__SET TASK__. Copy out every record below with complete accuracy.

-.-.-

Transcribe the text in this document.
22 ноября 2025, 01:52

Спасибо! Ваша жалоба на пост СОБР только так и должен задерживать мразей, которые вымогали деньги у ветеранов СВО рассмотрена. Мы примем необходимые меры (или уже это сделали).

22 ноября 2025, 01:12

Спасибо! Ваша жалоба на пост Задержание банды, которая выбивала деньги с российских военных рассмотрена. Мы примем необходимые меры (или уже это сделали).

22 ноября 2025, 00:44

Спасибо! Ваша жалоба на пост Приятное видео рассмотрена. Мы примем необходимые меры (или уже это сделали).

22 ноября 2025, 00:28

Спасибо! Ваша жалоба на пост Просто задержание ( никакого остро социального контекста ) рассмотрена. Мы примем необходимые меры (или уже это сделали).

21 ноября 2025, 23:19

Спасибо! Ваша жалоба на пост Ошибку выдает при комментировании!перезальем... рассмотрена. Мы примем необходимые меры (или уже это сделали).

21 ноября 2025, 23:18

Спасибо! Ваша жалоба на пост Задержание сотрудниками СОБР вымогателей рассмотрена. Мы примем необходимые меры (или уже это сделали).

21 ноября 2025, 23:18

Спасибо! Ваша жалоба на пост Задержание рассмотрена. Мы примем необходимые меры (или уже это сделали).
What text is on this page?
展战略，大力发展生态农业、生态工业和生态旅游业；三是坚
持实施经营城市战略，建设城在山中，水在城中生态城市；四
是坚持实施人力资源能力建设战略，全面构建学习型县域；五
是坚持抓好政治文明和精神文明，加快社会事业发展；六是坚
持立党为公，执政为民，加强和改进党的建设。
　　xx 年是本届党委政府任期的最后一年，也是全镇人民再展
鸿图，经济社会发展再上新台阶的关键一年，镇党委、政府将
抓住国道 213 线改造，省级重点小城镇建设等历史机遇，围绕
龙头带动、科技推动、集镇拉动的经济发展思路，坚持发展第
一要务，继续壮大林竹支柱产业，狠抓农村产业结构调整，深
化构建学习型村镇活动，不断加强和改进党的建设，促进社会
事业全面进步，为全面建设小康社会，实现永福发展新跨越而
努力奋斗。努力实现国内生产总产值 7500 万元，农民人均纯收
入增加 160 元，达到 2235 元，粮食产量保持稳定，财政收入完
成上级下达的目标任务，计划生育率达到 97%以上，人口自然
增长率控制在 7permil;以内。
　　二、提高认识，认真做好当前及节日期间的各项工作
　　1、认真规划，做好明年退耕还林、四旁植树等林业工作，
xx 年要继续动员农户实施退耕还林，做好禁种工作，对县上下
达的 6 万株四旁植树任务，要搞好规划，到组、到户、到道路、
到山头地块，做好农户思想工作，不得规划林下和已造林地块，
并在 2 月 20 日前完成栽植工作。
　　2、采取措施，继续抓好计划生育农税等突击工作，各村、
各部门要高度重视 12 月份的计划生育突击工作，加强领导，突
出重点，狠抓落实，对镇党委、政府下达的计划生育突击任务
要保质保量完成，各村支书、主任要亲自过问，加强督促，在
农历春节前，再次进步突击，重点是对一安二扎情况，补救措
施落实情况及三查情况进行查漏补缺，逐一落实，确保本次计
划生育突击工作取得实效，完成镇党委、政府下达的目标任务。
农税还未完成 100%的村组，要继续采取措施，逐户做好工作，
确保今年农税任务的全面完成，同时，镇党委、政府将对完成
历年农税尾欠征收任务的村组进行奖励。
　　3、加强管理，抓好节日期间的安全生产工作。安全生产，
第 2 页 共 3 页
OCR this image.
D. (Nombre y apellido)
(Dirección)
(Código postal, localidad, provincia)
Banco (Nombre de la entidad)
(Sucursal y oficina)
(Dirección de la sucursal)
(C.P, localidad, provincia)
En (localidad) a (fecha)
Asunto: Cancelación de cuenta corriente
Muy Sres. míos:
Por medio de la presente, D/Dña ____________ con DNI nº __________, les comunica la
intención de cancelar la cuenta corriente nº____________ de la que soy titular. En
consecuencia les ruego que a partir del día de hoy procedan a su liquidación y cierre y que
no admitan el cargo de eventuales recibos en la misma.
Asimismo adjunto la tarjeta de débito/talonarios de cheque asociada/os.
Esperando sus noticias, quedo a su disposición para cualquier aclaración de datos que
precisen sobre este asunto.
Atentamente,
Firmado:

-.-.-

__REPLY__.
Transcribe the text in this document.
22 ноября 2025, 01:52

Спасибо! Ваша жалоба на пост СОБР только так и должен задерживать мразей, которые вымогали деньги у ветеранов СВО рассмотрена. Мы примем необходимые меры (или уже это сделали).

22 ноября 2025, 01:12

Спасибо! Ваша жалоба на пост Задержание банды, которая выбивала деньги с российских военных рассмотрена. Мы примем необходимые меры (или уже это сделали).

22 ноября 2025, 00:44

Спасибо! Ваша жалоба на пост Приятное видео рассмотрена. Мы примем необходимые меры (или уже это сделали).

22 ноября 2025, 00:28

Спасибо! Ваша жалоба на пост Просто задержание ( никакого остро социального контекста ) рассмотрена. Мы примем необходимые меры (или уже это сделали).

21 ноября 2025, 23:19

Спасибо! Ваша жалоба на пост Ошибку выдает при комментировании!перезальем... рассмотрена. Мы примем необходимые меры (или уже это сделали).

21 ноября 2025, 23:18

Спасибо! Ваша жалоба на пост Задержание сотрудниками СОБР вымогателей рассмотрена. Мы примем необходимые меры (или уже это сделали).

21 ноября 2025, 23:18

Спасибо! Ваша жалоба на пост Задержание рассмотрена. Мы примем необходимые меры (или уже это сделали).
What text is on this page?
展战略，大力发展生态农业、生态工业和生态旅游业；三是坚
持实施经营城市战略，建设城在山中，水在城中生态城市；四
是坚持实施人力资源能力建设战略，全面构建学习型县域；五
是坚持抓好政治文明和精神文明，加快社会事业发展；六是坚
持立党为公，执政为民，加强和改进党的建设。
　　xx 年是本届党委政府任期的最后一年，也是全镇人民再展
鸿图，经济社会发展再上新台阶的关键一年，镇党委、政府将
抓住国道 213 线改造，省级重点小城镇建设等历史机遇，围绕
龙头带动、科技推动、集镇拉动的经济发展思路，坚持发展第
一要务，继续壮大林竹支柱产业，狠抓农村产业结构调整，深
化构建学习型村镇活动，不断加强和改进党的建设，促进社会
事业全面进步，为全面建设小康社会，实现永福发展新跨越而
努力奋斗。努力实现国内生产总产值 7500 万元，农民人均纯收
入增加 160 元，达到 2235 元，粮食产量保持稳定，财政收入完
成上级下达的目标任务，计划生育率达到 97%以上，人口自然
增长率控制在 7permil;以内。
　　二、提高认识，认真做好当前及节日期间的各项工作
　　1、认真规划，做好明年退耕还林、四旁植树等林业工作，
xx 年要继续动员农户实施退耕还林，做好禁种工作，对县上下
达的 6 万株四旁植树任务，要搞好规划，到组、到户、到道路、
到山头地块，做好农户思想工作，不得规划林下和已造林地块，
并在 2 月 20 日前完成栽植工作。
　　2、采取措施，继续抓好计划生育农税等突击工作，各村、
各部门要高度重视 12 月份的计划生育突击工作，加强领导，突
出重点，狠抓落实，对镇党委、政府下达的计划生育突击任务
要保质保量完成，各村支书、主任要亲自过问，加强督促，在
农历春节前，再次进步突击，重点是对一安二扎情况，补救措
施落实情况及三查情况进行查漏补缺，逐一落实，确保本次计
划生育突击工作取得实效，完成镇党委、政府下达的目标任务。
农税还未完成 100%的村组，要继续采取措施，逐户做好工作，
确保今年农税任务的全面完成，同时，镇党委、政府将对完成
历年农税尾欠征收任务的村组进行奖励。
　　3、加强管理，抓好节日期间的安全生产工作。安全生产，
第 2 页 共 3 页
OCR this image.
D. (Nombre y apellido)
(Dirección)
(Código postal, localidad, provincia)
Banco (Nombre de la entidad)
(Sucursal y oficina)
(Dirección de la sucursal)
(C.P, localidad, provincia)
En (localidad) a (fecha)
Asunto: Cancelación de cuenta corriente
Muy Sres. míos:
Por medio de la presente, D/Dña ____________ con DNI nº __________, les comunica la
intención de cancelar la cuenta corriente nº____________ de la que soy titular. En
consecuencia les ruego que a partir del día de hoy procedan a su liquidación y cierre y que
no admitan el cargo de eventuales recibos en la misma.
Asimismo adjunto la tarjeta de débito/talonarios de cheque asociada/os.
Esperando sus noticias, quedo a su disposición para cualquier aclaración de datos que
precisen sobre este asunto.
Atentamente,
Firmado:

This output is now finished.